[Stored items from a collection]
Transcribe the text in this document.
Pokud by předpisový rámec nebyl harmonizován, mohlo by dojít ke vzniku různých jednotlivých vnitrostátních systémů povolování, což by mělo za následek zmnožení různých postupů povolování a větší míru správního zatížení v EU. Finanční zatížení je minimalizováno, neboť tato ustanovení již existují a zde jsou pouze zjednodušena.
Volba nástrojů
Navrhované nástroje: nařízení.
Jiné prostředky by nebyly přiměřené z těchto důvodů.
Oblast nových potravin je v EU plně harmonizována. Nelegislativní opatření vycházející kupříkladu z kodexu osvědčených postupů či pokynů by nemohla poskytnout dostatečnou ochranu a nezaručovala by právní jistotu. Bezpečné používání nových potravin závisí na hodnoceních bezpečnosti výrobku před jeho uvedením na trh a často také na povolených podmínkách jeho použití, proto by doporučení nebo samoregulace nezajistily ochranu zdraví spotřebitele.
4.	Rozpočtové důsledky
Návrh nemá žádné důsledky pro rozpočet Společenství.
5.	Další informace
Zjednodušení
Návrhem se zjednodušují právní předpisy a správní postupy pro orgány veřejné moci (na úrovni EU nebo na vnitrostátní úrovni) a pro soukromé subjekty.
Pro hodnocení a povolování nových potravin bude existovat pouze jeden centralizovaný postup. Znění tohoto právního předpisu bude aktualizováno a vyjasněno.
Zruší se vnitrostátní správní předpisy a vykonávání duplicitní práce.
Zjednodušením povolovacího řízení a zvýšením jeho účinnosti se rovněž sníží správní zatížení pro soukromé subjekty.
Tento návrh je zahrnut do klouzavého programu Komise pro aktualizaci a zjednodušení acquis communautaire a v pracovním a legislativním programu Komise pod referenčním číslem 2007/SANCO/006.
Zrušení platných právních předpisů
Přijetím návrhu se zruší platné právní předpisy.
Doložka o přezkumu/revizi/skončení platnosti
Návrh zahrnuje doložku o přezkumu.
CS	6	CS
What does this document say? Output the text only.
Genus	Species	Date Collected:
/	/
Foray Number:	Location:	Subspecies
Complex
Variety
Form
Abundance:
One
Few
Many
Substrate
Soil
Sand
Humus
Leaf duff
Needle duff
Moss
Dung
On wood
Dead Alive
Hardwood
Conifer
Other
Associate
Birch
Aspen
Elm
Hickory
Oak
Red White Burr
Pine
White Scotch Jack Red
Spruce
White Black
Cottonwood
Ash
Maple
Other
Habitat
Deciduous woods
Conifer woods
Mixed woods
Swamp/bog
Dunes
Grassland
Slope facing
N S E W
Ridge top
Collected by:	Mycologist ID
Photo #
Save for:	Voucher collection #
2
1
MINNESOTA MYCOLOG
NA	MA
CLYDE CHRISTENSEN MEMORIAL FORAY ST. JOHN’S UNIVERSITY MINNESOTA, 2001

- _Work to complete_
Reproduce the data in its entirety, matching each character.

- _Task result_
Transcribe the text in this document.
Pokud by předpisový rámec nebyl harmonizován, mohlo by dojít ke vzniku různých jednotlivých vnitrostátních systémů povolování, což by mělo za následek zmnožení různých postupů povolování a větší míru správního zatížení v EU. Finanční zatížení je minimalizováno, neboť tato ustanovení již existují a zde jsou pouze zjednodušena.
Volba nástrojů
Navrhované nástroje: nařízení.
Jiné prostředky by nebyly přiměřené z těchto důvodů.
Oblast nových potravin je v EU plně harmonizována. Nelegislativní opatření vycházející kupříkladu z kodexu osvědčených postupů či pokynů by nemohla poskytnout dostatečnou ochranu a nezaručovala by právní jistotu. Bezpečné používání nových potravin závisí na hodnoceních bezpečnosti výrobku před jeho uvedením na trh a často také na povolených podmínkách jeho použití, proto by doporučení nebo samoregulace nezajistily ochranu zdraví spotřebitele.
4.	Rozpočtové důsledky
Návrh nemá žádné důsledky pro rozpočet Společenství.
5.	Další informace
Zjednodušení
Návrhem se zjednodušují právní předpisy a správní postupy pro orgány veřejné moci (na úrovni EU nebo na vnitrostátní úrovni) a pro soukromé subjekty.
Pro hodnocení a povolování nových potravin bude existovat pouze jeden centralizovaný postup. Znění tohoto právního předpisu bude aktualizováno a vyjasněno.
Zruší se vnitrostátní správní předpisy a vykonávání duplicitní práce.
Zjednodušením povolovacího řízení a zvýšením jeho účinnosti se rovněž sníží správní zatížení pro soukromé subjekty.
Tento návrh je zahrnut do klouzavého programu Komise pro aktualizaci a zjednodušení acquis communautaire a v pracovním a legislativním programu Komise pod referenčním číslem 2007/SANCO/006.
Zrušení platných právních předpisů
Přijetím návrhu se zruší platné právní předpisy.
Doložka o přezkumu/revizi/skončení platnosti
Návrh zahrnuje doložku o přezkumu.
CS	6	CS
What does this document say? Output the text only.
Genus	Species	Date Collected:
/	/
Foray Number:	Location:	Subspecies
Complex
Variety
Form
Abundance:
One
Few
Many
Substrate
Soil
Sand
Humus
Leaf duff
Needle duff
Moss
Dung
On wood
Dead Alive
Hardwood
Conifer
Other
Associate
Birch
Aspen
Elm
Hickory
Oak
Red White Burr
Pine
White Scotch Jack Red
Spruce
White Black
Cottonwood
Ash
Maple
Other
Habitat
Deciduous woods
Conifer woods
Mixed woods
Swamp/bog
Dunes
Grassland
Slope facing
N S E W
Ridge top
Collected by:	Mycologist ID
Photo #
Save for:	Voucher collection #
2
1
MINNESOTA MYCOLOG
NA	MA
CLYDE CHRISTENSEN MEMORIAL FORAY ST. JOHN’S UNIVERSITY MINNESOTA, 2001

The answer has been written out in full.